Data excerpts
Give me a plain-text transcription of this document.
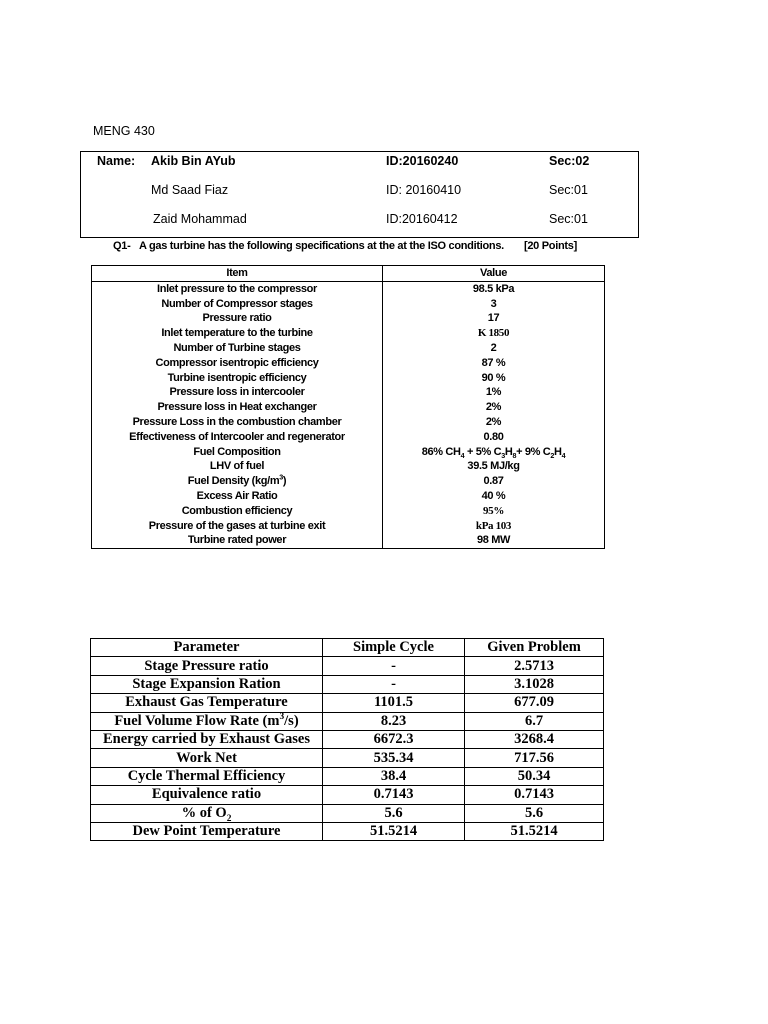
MENG 430
Name: Akib Bin AYub	ID:20160240	Sec:02
Md Saad Fiaz	ID: 20160410	Sec:01
Zaid Mohammad	ID:20160412	Sec:01
Q1- A gas turbine has the following specifications at the at the ISO conditions. [20 Points]
Item	Value
Inlet pressure to the compressor	98.5 kPa
Number of Compressor stages	3
Pressure ratio	17
Inlet temperature to the turbine	K 1850
Number of Turbine stages	2
Compressor isentropic efficiency	87 %
Turbine isentropic efficiency	90 %
Pressure loss in intercooler	1%
Pressure loss in Heat exchanger	2%
Pressure Loss in the combustion chamber	2%
Effectiveness of Intercooler and regenerator	0.80
Fuel Composition	86% $CH_4 + 5\%$ $C_3H_8+ 9\%$ $C_2H_4$
LHV of fuel	39.5 MJ/kg
Fuel Density $(kg/m^3)$	0.87
Excess Air Ratio	40 %
Combustion efficiency	95%
Pressure of the gases at turbine exit	kPa 103
Turbine rated power	98 MW
Parameter	Simple Cycle	Given Problem
Stage Pressure ratio	-	2.5713
Stage Expansion Ration	-	3.1028
Exhaust Gas Temperature	1101.5	677.09
Fuel Volume Flow Rate $(m^3/s)$	8.23	6.7
Energy carried by Exhaust Gases	6672.3	3268.4
Work Net	535.34	717.56
Cycle Thermal Efficiency	38.4	50.34
Equivalence ratio	0.7143	0.7143
% of $O_2$	5.6	5.6
Dew Point Temperature	51.5214	51.5214
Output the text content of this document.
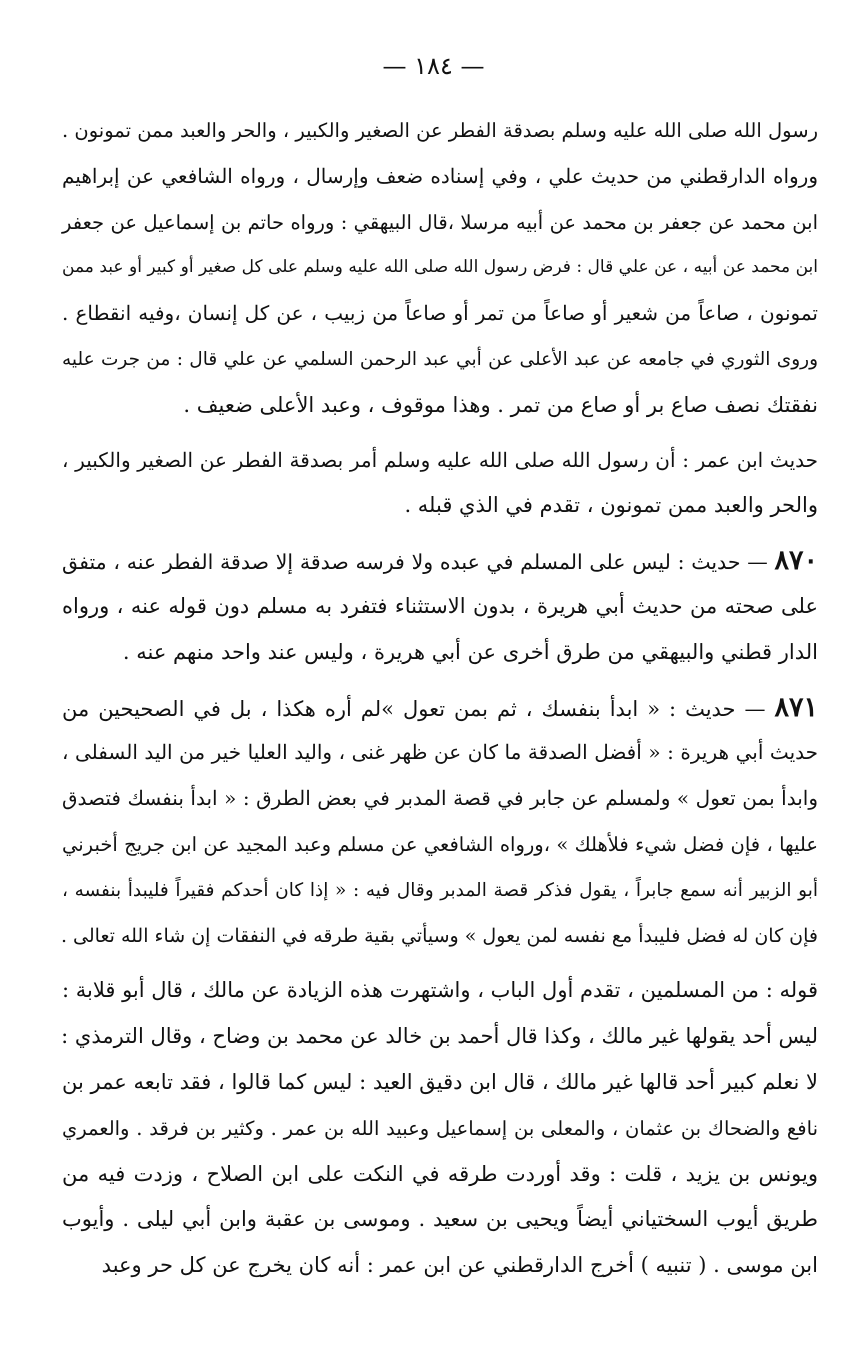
— ١٨٤ —
رسول الله صلى الله عليه وسلم بصدقة الفطر عن الصغير والكبير ، والحر والعبد ممن تمونون .
ورواه الدارقطني من حديث علي ، وفي إسناده ضعف وإرسال ، ورواه الشافعي عن إبراهيم
ابن محمد عن جعفر بن محمد عن أبيه مرسلا ،قال البيهقي : ورواه حاتم بن إسماعيل عن جعفر
ابن محمد عن أبيه ، عن علي قال : فرض رسول الله صلى الله عليه وسلم على كل صغير أو كبير أو عبد ممن
تمونون ، صاعاً من شعير أو صاعاً من تمر أو صاعاً من زبيب ، عن كل إنسان ،وفيه انقطاع .
وروى الثوري في جامعه عن عبد الأعلى عن أبي عبد الرحمن السلمي عن علي قال : من جرت عليه
نفقتك نصف صاع بر أو صاع من تمر . وهذا موقوف ، وعبد الأعلى ضعيف .
حديث ابن عمر : أن رسول الله صلى الله عليه وسلم أمر بصدقة الفطر عن الصغير والكبير ،
والحر والعبد ممن تمونون ، تقدم في الذي قبله .
٨٧٠ — حديث : ليس على المسلم في عبده ولا فرسه صدقة إلا صدقة الفطر عنه ، متفق
على صحته من حديث أبي هريرة ، بدون الاستثناء فتفرد به مسلم دون قوله عنه ، ورواه
الدار قطني والبيهقي من طرق أخرى عن أبي هريرة ، وليس عند واحد منهم عنه .
٨٧١ — حديث : « ابدأ بنفسك ، ثم بمن تعول »لم أره هكذا ، بل في الصحيحين من
حديث أبي هريرة : « أفضل الصدقة ما كان عن ظهر غنى ، واليد العليا خير من اليد السفلى ،
وابدأ بمن تعول » ولمسلم عن جابر في قصة المدبر في بعض الطرق : « ابدأ بنفسك فتصدق
عليها ، فإن فضل شيء فلأهلك » ،ورواه الشافعي عن مسلم وعبد المجيد عن ابن جريج أخبرني
أبو الزبير أنه سمع جابراً ، يقول فذكر قصة المدبر وقال فيه : « إذا كان أحدكم فقيراً فليبدأ بنفسه ،
فإن كان له فضل فليبدأ مع نفسه لمن يعول » وسيأتي بقية طرقه في النفقات إن شاء الله تعالى .
قوله : من المسلمين ، تقدم أول الباب ، واشتهرت هذه الزيادة عن مالك ، قال أبو قلابة :
ليس أحد يقولها غير مالك ، وكذا قال أحمد بن خالد عن محمد بن وضاح ، وقال الترمذي :
لا نعلم كبير أحد قالها غير مالك ، قال ابن دقيق العيد : ليس كما قالوا ، فقد تابعه عمر بن
نافع والضحاك بن عثمان ، والمعلى بن إسماعيل وعبيد الله بن عمر . وكثير بن فرقد . والعمري
ويونس بن يزيد ، قلت : وقد أوردت طرقه في النكت على ابن الصلاح ، وزدت فيه من
طريق أيوب السختياني أيضاً ويحيى بن سعيد . وموسى بن عقبة وابن أبي ليلى . وأيوب
ابن موسى . ( تنبيه ) أخرج الدارقطني عن ابن عمر : أنه كان يخرج عن كل حر وعبد
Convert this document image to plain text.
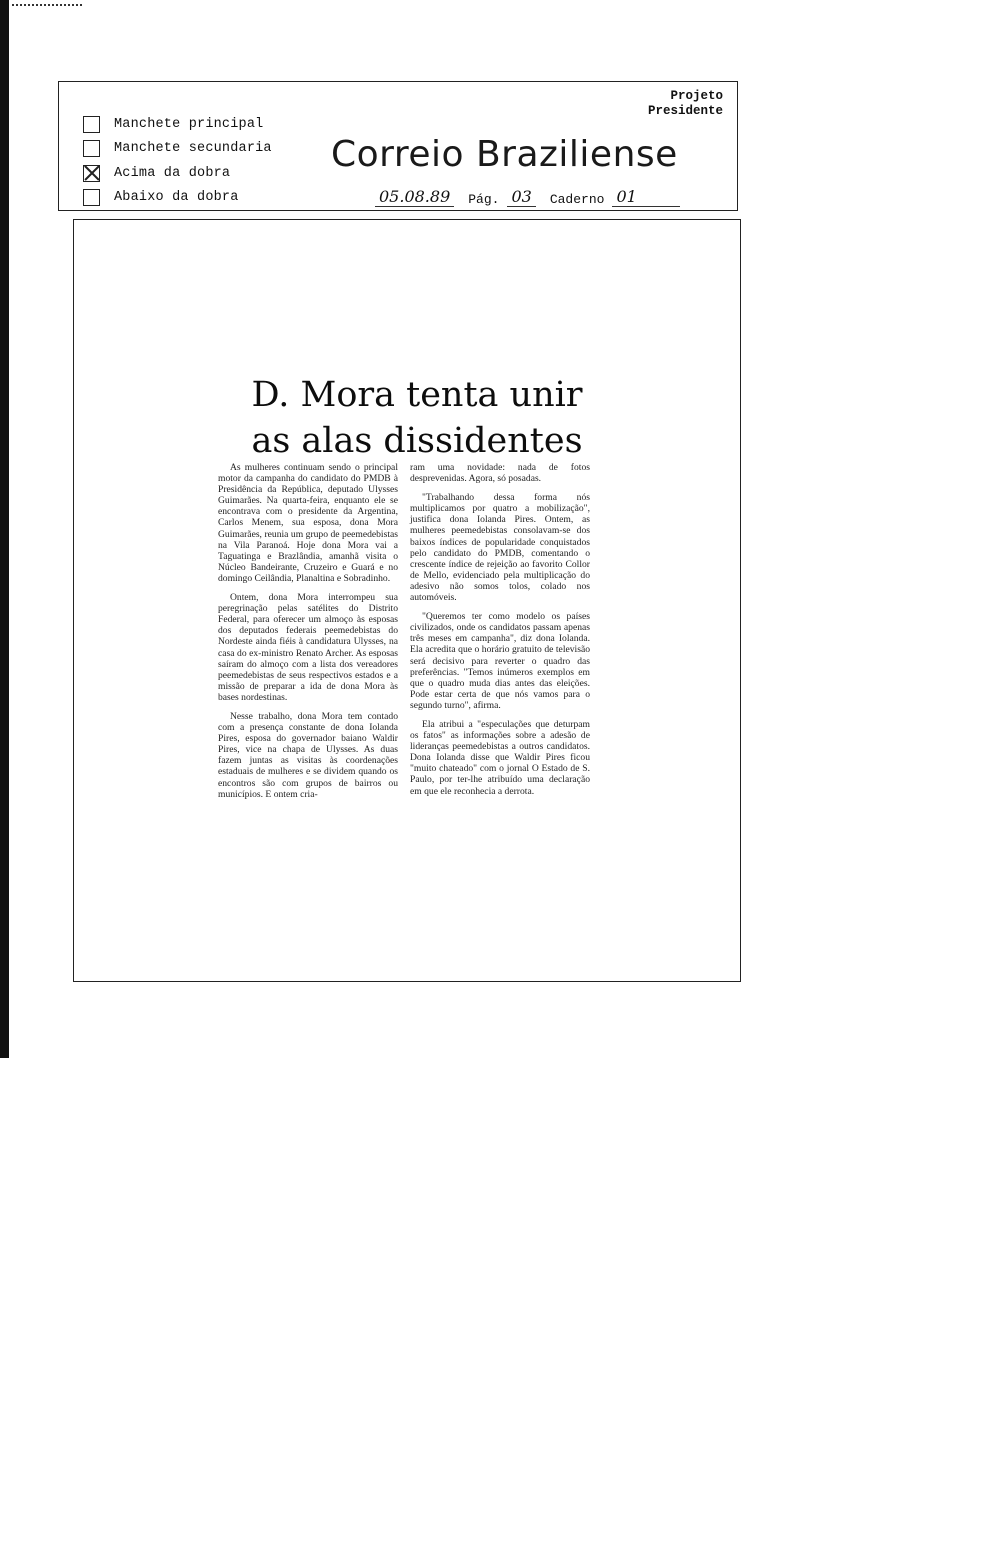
Manchete principal
Manchete secundaria
Acima da dobra
Abaixo da dobra
Projeto
Presidente
Correio Braziliense
05.08.89	Pág. 03	Caderno 01
D. Mora tenta unir
as alas dissidentes

As mulheres continuam sendo o principal motor da campanha do candidato do PMDB à Presidência da República, deputado Ulysses Guimarães. Na quarta-feira, enquanto ele se encontrava com o presidente da Argentina, Carlos Menem, sua esposa, dona Mora Guimarães, reunia um grupo de peemedebistas na Vila Paranoá. Hoje dona Mora vai a Taguatinga e Brazlândia, amanhã visita o Núcleo Bandeirante, Cruzeiro e Guará e no domingo Ceilândia, Planaltina e Sobradinho.

Ontem, dona Mora interrompeu sua peregrinação pelas satélites do Distrito Federal, para oferecer um almoço às esposas dos deputados federais peemedebistas do Nordeste ainda fiéis à candidatura Ulysses, na casa do ex-ministro Renato Archer. As esposas saíram do almoço com a lista dos vereadores peemedebistas de seus respectivos estados e a missão de preparar a ida de dona Mora às bases nordestinas.

Nesse trabalho, dona Mora tem contado com a presença constante de dona Iolanda Pires, esposa do governador baiano Waldir Pires, vice na chapa de Ulysses. As duas fazem juntas as visitas às coordenações estaduais de mulheres e se dividem quando os encontros são com grupos de bairros ou municípios. E ontem cria-

ram uma novidade: nada de fotos desprevenidas. Agora, só posadas.

"Trabalhando dessa forma nós multiplicamos por quatro a mobilização", justifica dona Iolanda Pires. Ontem, as mulheres peemedebistas consolavam-se dos baixos índices de popularidade conquistados pelo candidato do PMDB, comentando o crescente índice de rejeição ao favorito Collor de Mello, evidenciado pela multiplicação do adesivo não somos tolos, colado nos automóveis.

"Queremos ter como modelo os países civilizados, onde os candidatos passam apenas três meses em campanha", diz dona Iolanda. Ela acredita que o horário gratuito de televisão será decisivo para reverter o quadro das preferências. "Temos inúmeros exemplos em que o quadro muda dias antes das eleições. Pode estar certa de que nós vamos para o segundo turno", afirma.

Ela atribui a "especulações que deturpam os fatos" as informações sobre a adesão de lideranças peemedebistas a outros candidatos. Dona Iolanda disse que Waldir Pires ficou "muito chateado" com o jornal O Estado de S. Paulo, por ter-lhe atribuído uma declaração em que ele reconhecia a derrota.
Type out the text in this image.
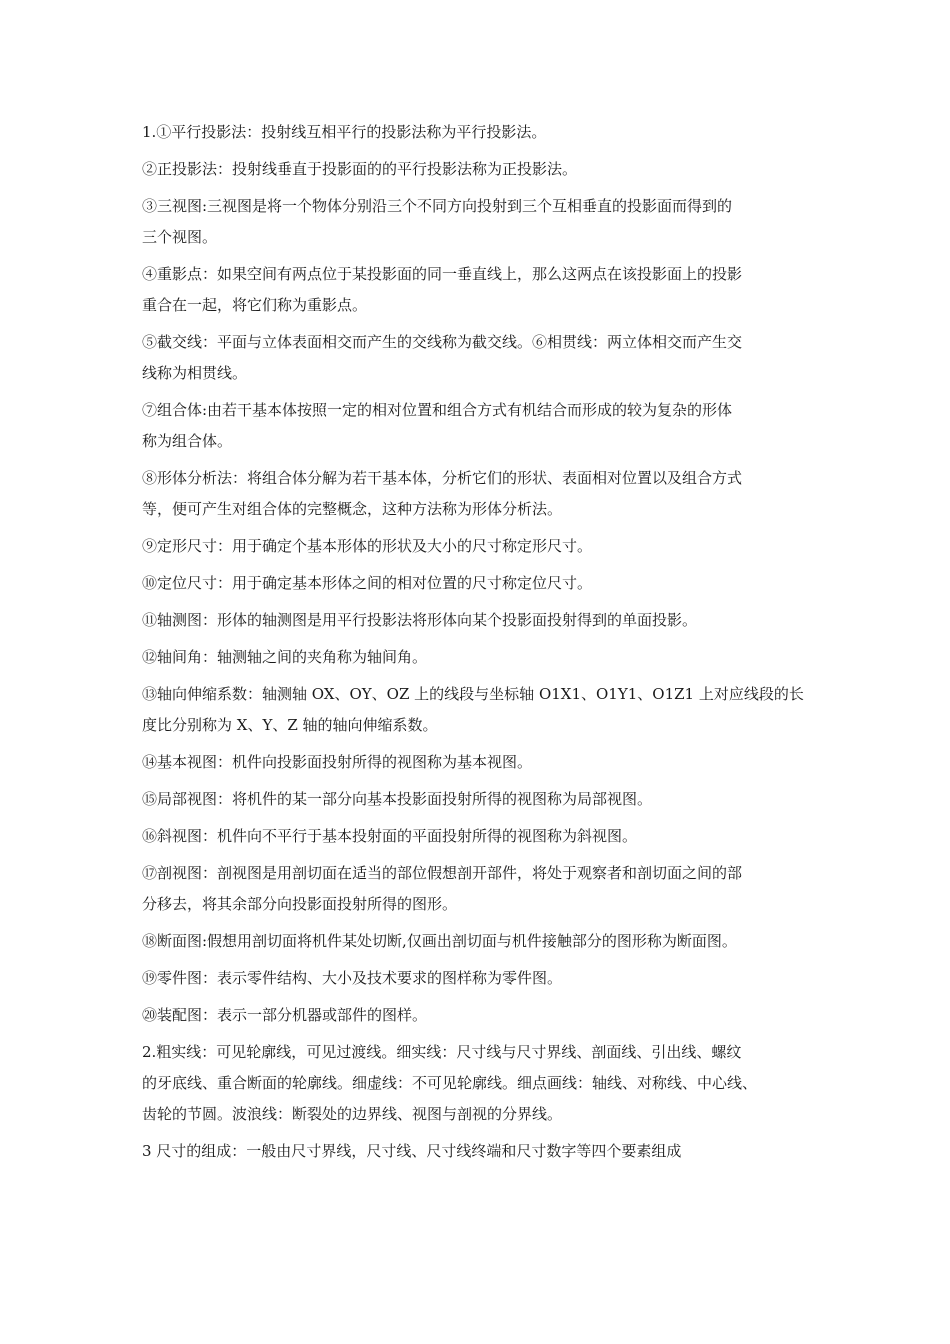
1.①平行投影法：投射线互相平行的投影法称为平行投影法。
②正投影法：投射线垂直于投影面的的平行投影法称为正投影法。
③三视图:三视图是将一个物体分别沿三个不同方向投射到三个互相垂直的投影面而得到的
三个视图。
④重影点：如果空间有两点位于某投影面的同一垂直线上，那么这两点在该投影面上的投影
重合在一起，将它们称为重影点。
⑤截交线：平面与立体表面相交而产生的交线称为截交线。⑥相贯线：两立体相交而产生交
线称为相贯线。
⑦组合体:由若干基本体按照一定的相对位置和组合方式有机结合而形成的较为复杂的形体
称为组合体。
⑧形体分析法：将组合体分解为若干基本体，分析它们的形状、表面相对位置以及组合方式
等，便可产生对组合体的完整概念，这种方法称为形体分析法。
⑨定形尺寸：用于确定个基本形体的形状及大小的尺寸称定形尺寸。
⑩定位尺寸：用于确定基本形体之间的相对位置的尺寸称定位尺寸。
⑪轴测图：形体的轴测图是用平行投影法将形体向某个投影面投射得到的单面投影。
⑫轴间角：轴测轴之间的夹角称为轴间角。
⑬轴向伸缩系数：轴测轴 OX、OY、OZ 上的线段与坐标轴 O1X1、O1Y1、O1Z1 上对应线段的长
度比分别称为 X、Y、Z 轴的轴向伸缩系数。
⑭基本视图：机件向投影面投射所得的视图称为基本视图。
⑮局部视图：将机件的某一部分向基本投影面投射所得的视图称为局部视图。
⑯斜视图：机件向不平行于基本投射面的平面投射所得的视图称为斜视图。
⑰剖视图：剖视图是用剖切面在适当的部位假想剖开部件，将处于观察者和剖切面之间的部
分移去，将其余部分向投影面投射所得的图形。
⑱断面图:假想用剖切面将机件某处切断,仅画出剖切面与机件接触部分的图形称为断面图。
⑲零件图：表示零件结构、大小及技术要求的图样称为零件图。
⑳装配图：表示一部分机器或部件的图样。
2.粗实线：可见轮廓线，可见过渡线。细实线：尺寸线与尺寸界线、剖面线、引出线、螺纹
的牙底线、重合断面的轮廓线。细虚线：不可见轮廓线。细点画线：轴线、对称线、中心线、
齿轮的节圆。波浪线：断裂处的边界线、视图与剖视的分界线。
3 尺寸的组成：一般由尺寸界线，尺寸线、尺寸线终端和尺寸数字等四个要素组成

Short exercise:
Pull out every line of the records above that contains the word "الفطر".

In response:
رسول الله صلى الله عليه وسلم بصدقة الفطر عن الصغير والكبير ، والحر والعبد ممن تمونون .
حديث ابن عمر : أن رسول الله صلى الله عليه وسلم أمر بصدقة الفطر عن الصغير والكبير ،
٨٧٠ — حديث : ليس على المسلم في عبده ولا فرسه صدقة إلا صدقة الفطر عنه ، متفق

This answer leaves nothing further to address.